(Stored items from a collection)
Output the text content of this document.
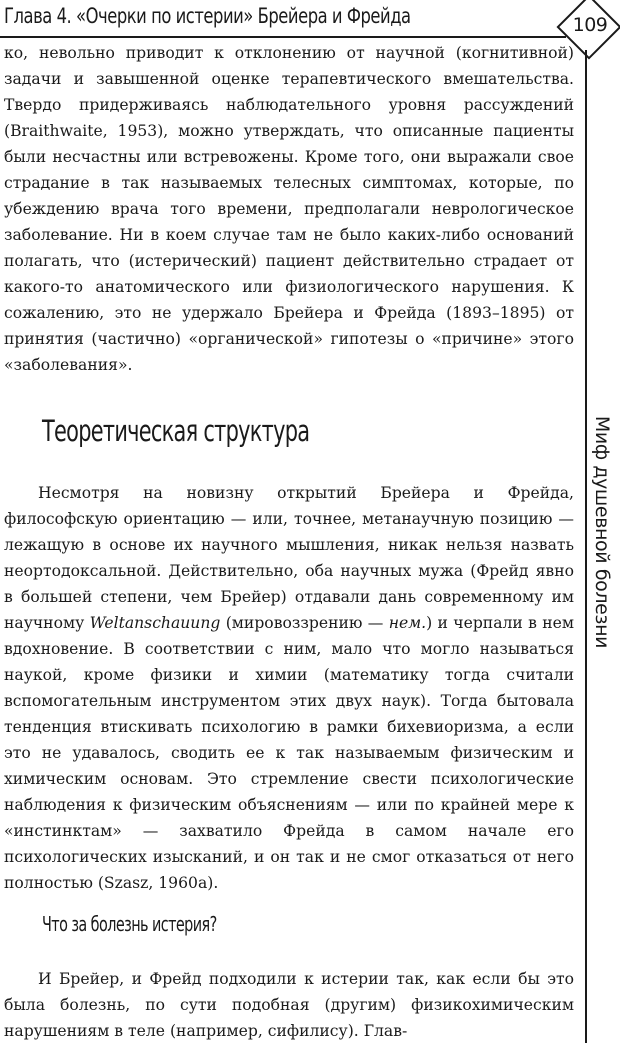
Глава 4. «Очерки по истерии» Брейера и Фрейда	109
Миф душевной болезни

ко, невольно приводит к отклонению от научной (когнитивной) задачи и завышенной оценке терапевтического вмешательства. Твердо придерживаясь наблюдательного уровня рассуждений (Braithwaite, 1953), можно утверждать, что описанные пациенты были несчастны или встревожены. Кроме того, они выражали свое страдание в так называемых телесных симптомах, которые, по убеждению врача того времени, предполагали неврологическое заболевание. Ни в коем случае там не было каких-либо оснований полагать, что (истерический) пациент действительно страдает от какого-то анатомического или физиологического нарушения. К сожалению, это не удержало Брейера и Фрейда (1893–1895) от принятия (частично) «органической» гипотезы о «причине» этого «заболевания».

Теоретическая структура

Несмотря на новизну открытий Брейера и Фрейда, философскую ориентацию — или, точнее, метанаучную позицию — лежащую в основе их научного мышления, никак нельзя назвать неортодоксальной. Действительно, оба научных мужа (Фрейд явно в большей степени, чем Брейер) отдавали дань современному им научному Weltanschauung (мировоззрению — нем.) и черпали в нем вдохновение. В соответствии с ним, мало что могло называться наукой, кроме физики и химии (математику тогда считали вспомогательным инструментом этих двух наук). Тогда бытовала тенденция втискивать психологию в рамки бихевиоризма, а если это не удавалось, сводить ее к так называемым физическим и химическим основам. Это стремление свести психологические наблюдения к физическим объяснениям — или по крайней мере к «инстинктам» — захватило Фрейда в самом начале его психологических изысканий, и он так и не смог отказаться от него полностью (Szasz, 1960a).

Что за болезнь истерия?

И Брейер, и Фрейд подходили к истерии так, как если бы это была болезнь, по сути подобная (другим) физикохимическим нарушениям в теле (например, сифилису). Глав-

...

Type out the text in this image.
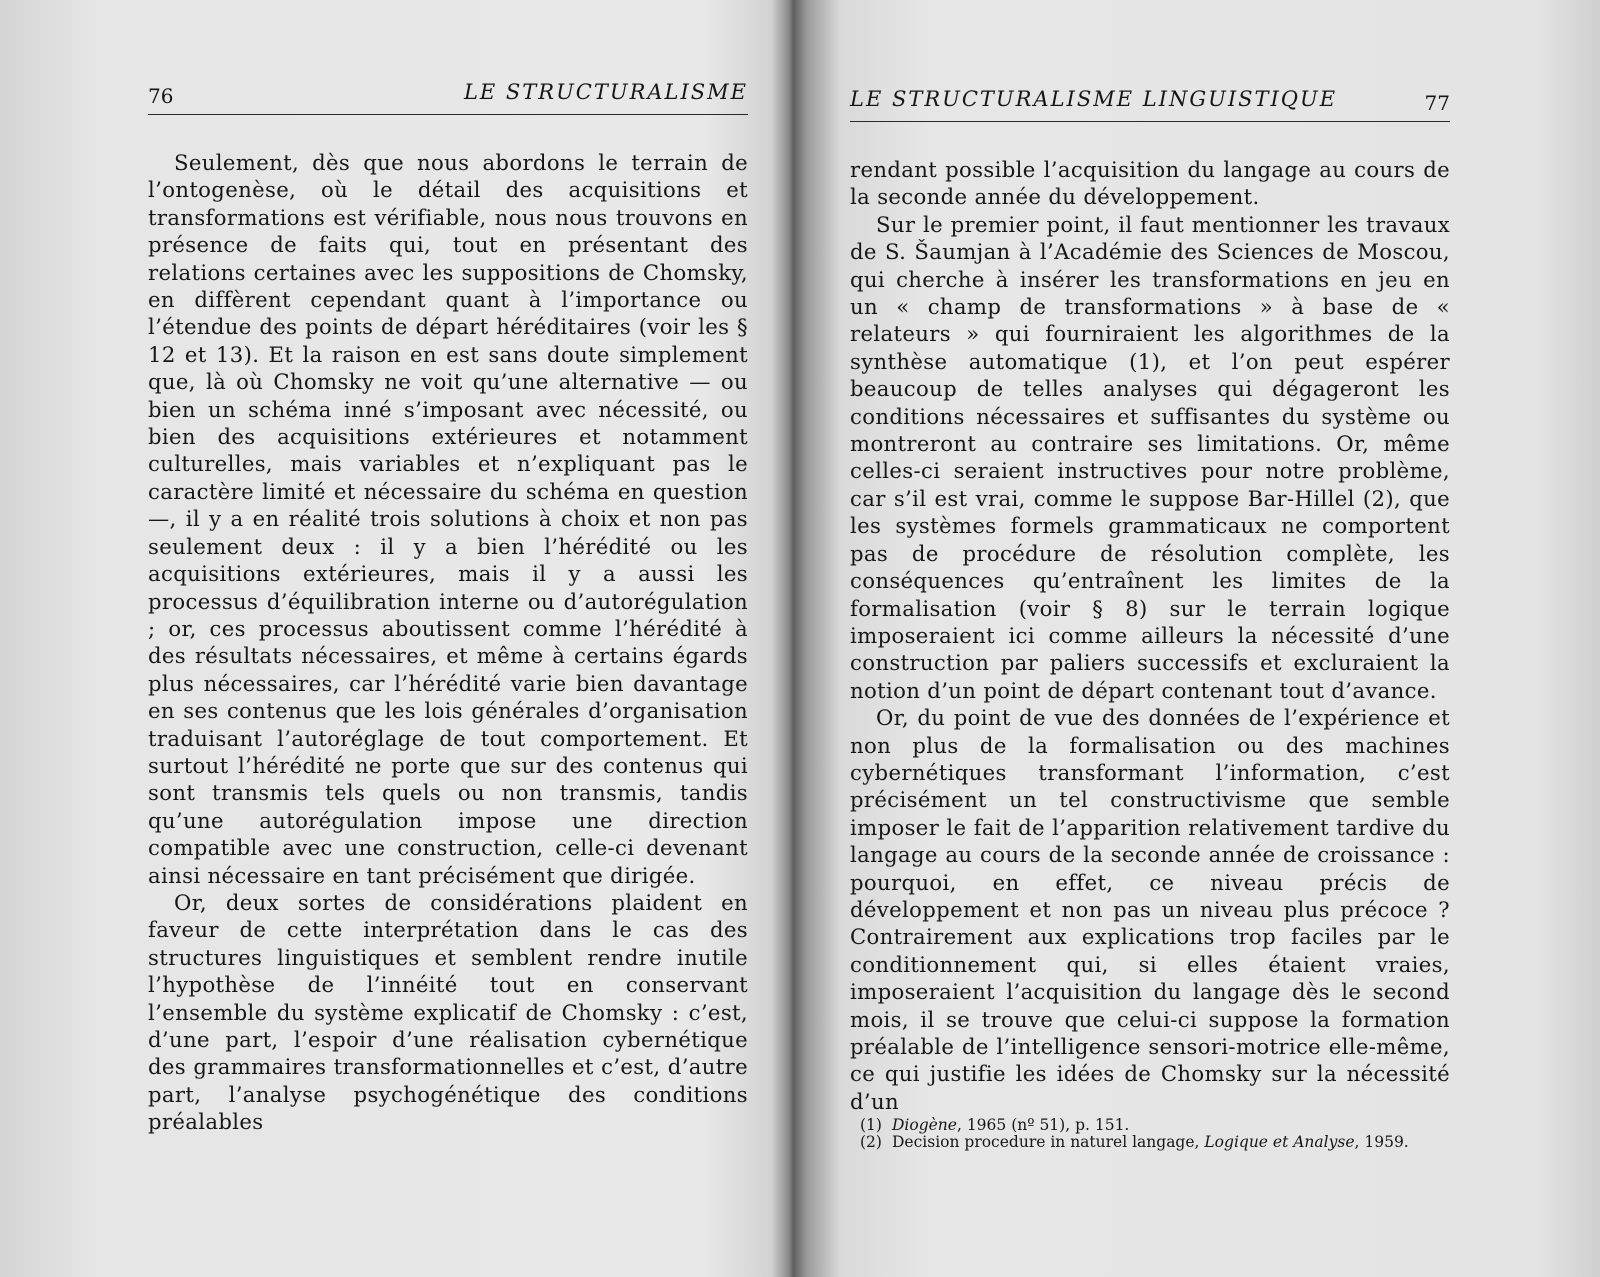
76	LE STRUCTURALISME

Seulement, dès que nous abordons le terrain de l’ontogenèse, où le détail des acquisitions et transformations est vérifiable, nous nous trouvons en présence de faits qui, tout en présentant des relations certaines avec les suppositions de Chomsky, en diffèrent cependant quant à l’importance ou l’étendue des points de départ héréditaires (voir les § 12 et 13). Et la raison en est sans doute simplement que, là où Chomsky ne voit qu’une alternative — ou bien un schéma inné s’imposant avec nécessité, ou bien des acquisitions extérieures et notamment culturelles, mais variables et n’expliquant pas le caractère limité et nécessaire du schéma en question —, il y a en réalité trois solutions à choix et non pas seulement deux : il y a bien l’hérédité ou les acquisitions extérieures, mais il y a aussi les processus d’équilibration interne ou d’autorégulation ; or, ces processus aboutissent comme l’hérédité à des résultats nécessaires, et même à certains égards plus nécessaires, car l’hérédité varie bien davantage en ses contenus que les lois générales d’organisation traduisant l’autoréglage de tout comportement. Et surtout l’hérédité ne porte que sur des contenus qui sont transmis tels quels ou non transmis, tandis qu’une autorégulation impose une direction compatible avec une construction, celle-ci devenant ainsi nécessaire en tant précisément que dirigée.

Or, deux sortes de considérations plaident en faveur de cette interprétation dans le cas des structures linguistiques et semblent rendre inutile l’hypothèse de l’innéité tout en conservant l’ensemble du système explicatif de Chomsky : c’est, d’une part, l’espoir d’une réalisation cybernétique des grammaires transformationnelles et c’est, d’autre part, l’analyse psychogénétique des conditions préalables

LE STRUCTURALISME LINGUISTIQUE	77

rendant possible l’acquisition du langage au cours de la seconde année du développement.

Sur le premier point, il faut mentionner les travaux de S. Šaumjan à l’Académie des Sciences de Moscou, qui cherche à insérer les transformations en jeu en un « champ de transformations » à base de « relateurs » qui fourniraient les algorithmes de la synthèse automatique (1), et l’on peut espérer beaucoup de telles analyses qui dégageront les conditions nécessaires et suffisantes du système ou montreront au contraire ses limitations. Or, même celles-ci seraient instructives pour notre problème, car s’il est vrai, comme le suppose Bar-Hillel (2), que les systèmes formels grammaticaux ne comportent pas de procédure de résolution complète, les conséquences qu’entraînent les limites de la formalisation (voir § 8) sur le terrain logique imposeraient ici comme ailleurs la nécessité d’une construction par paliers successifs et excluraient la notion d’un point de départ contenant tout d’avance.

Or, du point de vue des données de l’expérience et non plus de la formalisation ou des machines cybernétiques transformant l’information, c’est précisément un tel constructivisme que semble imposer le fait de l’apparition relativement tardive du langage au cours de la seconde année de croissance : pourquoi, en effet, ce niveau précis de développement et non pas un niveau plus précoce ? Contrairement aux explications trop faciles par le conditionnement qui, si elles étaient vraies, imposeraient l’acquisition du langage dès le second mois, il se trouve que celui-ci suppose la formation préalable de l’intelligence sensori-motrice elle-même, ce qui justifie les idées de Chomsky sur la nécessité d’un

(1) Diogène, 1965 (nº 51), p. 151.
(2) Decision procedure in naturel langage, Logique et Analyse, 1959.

◆ YOUR OBJECTIVE
Search the entries for the word "истерии" and gather every line where it appears.

◆ REPLY
Глава 4. «Очерки по истерии» Брейера и Фрейда	109
И Брейер, и Фрейд подходили к истерии так, как если бы это была болезнь, по сути подобная (другим) физикохимическим нарушениям в теле (например, сифилису). Глав-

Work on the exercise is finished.